* _Lesetext_:
---------------
Das ehemalige Kernkraftwerk Tschernobyl, in dem sich 1986 eine Reaktorkatastrophe ereignete, ist in der Hand russischer Truppen.

Foto: EPA / Russian Defence Ministry

Am Mittwoch riss der Kontakt ab, berichtet Natalia. Nach dem Einmarsch der Russen und der Besetzung des Gebietes um das Ex-Atomkraftwerk Tschernobyl war es zunächst noch möglich, eine Verbindung zu ihrer Familie aufrechtzuerhalten. Doch seit die Stromversorgung lahmgelegt wurde, ist auch das nicht mehr möglich. Natalia stammt aus Slawutytsch am östlichen Dnepr-Ufer.

Hierher wurden die Einwohner Pripyats umgesiedelt, woher die Familie ursprünglich kommt. Verwandte Natalias waren Teil der Liquidatorenteams, die nach 1986 die Folgen der Katastrophe beseitigten, sie gehören auch heute noch zu den Angestellten der Anlage. Einer davon gehört zu jenem Team, das seit der russischen Besetzung die Anlage im Dauereinsatz am Laufen hält.

Kein Personalwechsel

Die Russen hätten das Kommando am 24.2. um 15 Uhr übernommen, während das Team der Nachtschicht aufgrund von Schießereien noch nicht abgelöst werden konnte, sagt Natalia. Einen Personalwechsel hat es seither nicht gegeben. Das bedeutet unter anderem, dass seit zwei Wochen bestimmte Tests nicht durchgeführt wurden und Überwachungsequipment nicht mehr betreut wird, weil die nötigen Experten nicht anwesend sind. Dem Team mangelt es an Nahrung und Medizin. Nicht einmal Zugang zu frischer Kleidung gebe es, was jedoch elementar sei, erklärt Natalia: "Niemand kann sagen, welcher kumulierten Strahlung das Personal mittlerweile ausgesetzt war."
---------------
* _Datensätze_:
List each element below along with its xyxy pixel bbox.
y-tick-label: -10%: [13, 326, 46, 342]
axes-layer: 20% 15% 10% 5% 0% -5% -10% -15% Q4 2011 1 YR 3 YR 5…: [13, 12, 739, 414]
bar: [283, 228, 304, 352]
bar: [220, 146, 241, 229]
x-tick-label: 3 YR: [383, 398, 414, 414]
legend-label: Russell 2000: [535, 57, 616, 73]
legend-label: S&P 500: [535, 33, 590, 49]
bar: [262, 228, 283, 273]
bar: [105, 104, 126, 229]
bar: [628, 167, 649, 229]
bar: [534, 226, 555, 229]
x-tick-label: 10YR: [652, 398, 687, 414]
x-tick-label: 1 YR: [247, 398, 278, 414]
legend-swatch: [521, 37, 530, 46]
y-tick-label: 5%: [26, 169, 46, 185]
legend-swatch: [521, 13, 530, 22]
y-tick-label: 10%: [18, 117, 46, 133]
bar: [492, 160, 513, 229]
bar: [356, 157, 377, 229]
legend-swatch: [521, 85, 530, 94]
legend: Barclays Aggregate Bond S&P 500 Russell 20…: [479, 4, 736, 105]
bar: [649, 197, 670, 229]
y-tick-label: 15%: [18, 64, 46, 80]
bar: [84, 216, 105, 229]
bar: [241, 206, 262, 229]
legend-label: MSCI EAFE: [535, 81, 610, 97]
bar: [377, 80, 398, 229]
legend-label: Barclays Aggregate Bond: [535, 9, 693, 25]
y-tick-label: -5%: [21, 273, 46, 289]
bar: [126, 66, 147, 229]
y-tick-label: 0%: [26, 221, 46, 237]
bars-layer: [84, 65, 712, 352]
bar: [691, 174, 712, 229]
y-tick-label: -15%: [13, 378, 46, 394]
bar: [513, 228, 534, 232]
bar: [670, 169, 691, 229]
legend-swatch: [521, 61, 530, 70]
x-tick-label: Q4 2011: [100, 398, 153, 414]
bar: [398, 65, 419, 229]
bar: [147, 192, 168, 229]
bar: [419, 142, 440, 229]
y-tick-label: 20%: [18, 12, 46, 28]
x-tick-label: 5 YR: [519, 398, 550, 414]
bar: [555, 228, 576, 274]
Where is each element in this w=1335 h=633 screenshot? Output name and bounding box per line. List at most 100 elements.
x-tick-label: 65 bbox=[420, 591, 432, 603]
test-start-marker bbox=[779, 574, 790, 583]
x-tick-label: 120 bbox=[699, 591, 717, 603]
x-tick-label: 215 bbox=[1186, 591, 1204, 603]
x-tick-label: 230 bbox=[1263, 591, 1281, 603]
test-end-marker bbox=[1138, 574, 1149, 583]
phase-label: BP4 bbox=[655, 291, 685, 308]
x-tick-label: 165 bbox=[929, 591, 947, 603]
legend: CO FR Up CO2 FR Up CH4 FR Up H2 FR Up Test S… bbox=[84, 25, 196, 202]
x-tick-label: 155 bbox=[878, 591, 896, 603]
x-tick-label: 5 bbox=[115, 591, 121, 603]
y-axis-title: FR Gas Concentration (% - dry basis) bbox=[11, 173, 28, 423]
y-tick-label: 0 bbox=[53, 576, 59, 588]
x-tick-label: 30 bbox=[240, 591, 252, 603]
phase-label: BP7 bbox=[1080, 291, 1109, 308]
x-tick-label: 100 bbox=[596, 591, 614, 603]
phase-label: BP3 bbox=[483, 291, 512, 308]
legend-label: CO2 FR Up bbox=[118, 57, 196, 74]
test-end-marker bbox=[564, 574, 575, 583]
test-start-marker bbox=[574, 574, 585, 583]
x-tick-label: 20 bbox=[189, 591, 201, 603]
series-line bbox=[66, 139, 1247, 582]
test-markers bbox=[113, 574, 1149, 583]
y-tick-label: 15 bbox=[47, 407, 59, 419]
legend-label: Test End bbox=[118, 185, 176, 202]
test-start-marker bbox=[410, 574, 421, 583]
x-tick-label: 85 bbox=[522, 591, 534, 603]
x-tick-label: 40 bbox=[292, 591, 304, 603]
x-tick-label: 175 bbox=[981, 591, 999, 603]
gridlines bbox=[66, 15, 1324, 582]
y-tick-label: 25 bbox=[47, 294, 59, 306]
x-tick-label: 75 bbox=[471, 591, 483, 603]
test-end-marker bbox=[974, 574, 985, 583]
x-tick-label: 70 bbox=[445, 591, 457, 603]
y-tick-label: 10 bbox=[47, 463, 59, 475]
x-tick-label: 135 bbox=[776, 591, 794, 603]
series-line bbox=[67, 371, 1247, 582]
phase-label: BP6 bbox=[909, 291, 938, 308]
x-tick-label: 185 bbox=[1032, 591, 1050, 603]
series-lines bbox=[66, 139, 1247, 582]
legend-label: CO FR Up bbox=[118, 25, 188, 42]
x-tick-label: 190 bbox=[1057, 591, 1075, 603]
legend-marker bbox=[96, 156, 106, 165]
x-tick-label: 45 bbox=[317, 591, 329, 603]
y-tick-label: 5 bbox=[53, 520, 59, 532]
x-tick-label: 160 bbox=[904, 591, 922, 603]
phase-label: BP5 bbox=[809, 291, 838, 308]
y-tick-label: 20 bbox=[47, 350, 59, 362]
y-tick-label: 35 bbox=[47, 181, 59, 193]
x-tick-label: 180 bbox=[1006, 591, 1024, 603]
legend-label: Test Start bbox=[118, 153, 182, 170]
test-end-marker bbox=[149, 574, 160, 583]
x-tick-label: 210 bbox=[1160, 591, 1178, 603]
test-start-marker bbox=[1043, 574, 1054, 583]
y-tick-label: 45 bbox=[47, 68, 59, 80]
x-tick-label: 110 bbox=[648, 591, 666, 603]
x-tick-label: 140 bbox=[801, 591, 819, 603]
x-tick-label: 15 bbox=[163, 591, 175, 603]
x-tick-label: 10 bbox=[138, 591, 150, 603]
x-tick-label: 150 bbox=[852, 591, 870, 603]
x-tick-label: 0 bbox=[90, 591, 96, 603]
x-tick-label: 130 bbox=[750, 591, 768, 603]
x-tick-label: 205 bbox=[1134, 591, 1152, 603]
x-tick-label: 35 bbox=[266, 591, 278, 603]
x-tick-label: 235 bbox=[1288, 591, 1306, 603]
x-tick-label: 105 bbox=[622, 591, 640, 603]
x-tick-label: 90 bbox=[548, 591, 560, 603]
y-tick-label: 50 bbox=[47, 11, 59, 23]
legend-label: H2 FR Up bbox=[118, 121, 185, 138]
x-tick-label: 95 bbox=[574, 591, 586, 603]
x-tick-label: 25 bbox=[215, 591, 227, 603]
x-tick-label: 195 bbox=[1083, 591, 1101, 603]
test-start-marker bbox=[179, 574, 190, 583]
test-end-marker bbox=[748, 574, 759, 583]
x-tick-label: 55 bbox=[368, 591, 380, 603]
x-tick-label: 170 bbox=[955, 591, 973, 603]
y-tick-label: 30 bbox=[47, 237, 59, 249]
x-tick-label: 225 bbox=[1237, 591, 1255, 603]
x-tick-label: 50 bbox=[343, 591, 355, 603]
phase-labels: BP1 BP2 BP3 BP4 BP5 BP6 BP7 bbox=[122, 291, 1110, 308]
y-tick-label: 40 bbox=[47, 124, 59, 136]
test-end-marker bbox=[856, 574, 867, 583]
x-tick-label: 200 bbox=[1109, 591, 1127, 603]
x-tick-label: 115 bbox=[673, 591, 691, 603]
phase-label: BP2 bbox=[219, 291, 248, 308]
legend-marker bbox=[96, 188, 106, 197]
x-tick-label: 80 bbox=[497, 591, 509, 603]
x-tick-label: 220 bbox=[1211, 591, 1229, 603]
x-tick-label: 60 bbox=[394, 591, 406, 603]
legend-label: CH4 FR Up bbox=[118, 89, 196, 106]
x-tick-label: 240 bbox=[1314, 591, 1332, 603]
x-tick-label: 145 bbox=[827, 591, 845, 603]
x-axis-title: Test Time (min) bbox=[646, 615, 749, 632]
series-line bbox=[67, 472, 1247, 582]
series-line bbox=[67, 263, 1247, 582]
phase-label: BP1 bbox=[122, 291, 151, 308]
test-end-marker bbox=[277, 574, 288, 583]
---------------
* _Aufgabenstellung_:
1. Gib die Datensätze vom Anfang bis einschließlich der Zeile mit "bar: [262, 228, 283, 273]" erneut aus und tausche dabei "x-tick-label" gegen "x-axis-label" aus, ohne sonst etwas zu ändern.
2. Schreibe den Text über das von russischen Truppen besetzte Kernkraftwerk Tschernobyl im Anschluss an seinen letzten Satz weiter.
Text und Datensätze haben inhaltlich nichts miteinander zu tun.

* _Antworten_:
1.
List each element below along with its xyxy pixel bbox.
y-tick-label: -10%: [13, 326, 46, 342]
axes-layer: 20% 15% 10% 5% 0% -5% -10% -15% Q4 2011 1 YR 3 YR 5…: [13, 12, 739, 414]
bar: [283, 228, 304, 352]
bar: [220, 146, 241, 229]
x-axis-label: 3 YR: [383, 398, 414, 414]
legend-label: Russell 2000: [535, 57, 616, 73]
legend-label: S&P 500: [535, 33, 590, 49]
bar: [262, 228, 283, 273]

2.
Die Kontrollinstrumente der Internationalen Atomenergie-Organisation (IAEA) wurden von den Russen rasch abgedreht, sodass es keine unabhängigen Quellen zu den Vorgängen in Tschernobyl und den Strahlenwerten der Umgebung gibt – wie mittlerweile auch im AKW Saporischschja. Die Situation sei keine Geiselnahme in herkömmlichem Sinne – alle Mitarbeiter des Kernkraftwerks Tschernobyl seien im Prinzip von den russischen Soldaten gehaltenen Geiseln, die Situation erinnere sie aber mehr an eine "Einzelhaft in einem Gefängnis". Die Soldaten würden auch keine physische Gewalt gegen die Belegschaft anwenden. Aber die Anlage ist jetzt unter Kontrolle von Personen, die keine Ahnung von Sicherheitsprotokollen haben und diese missachten.

"Fehler programmiert"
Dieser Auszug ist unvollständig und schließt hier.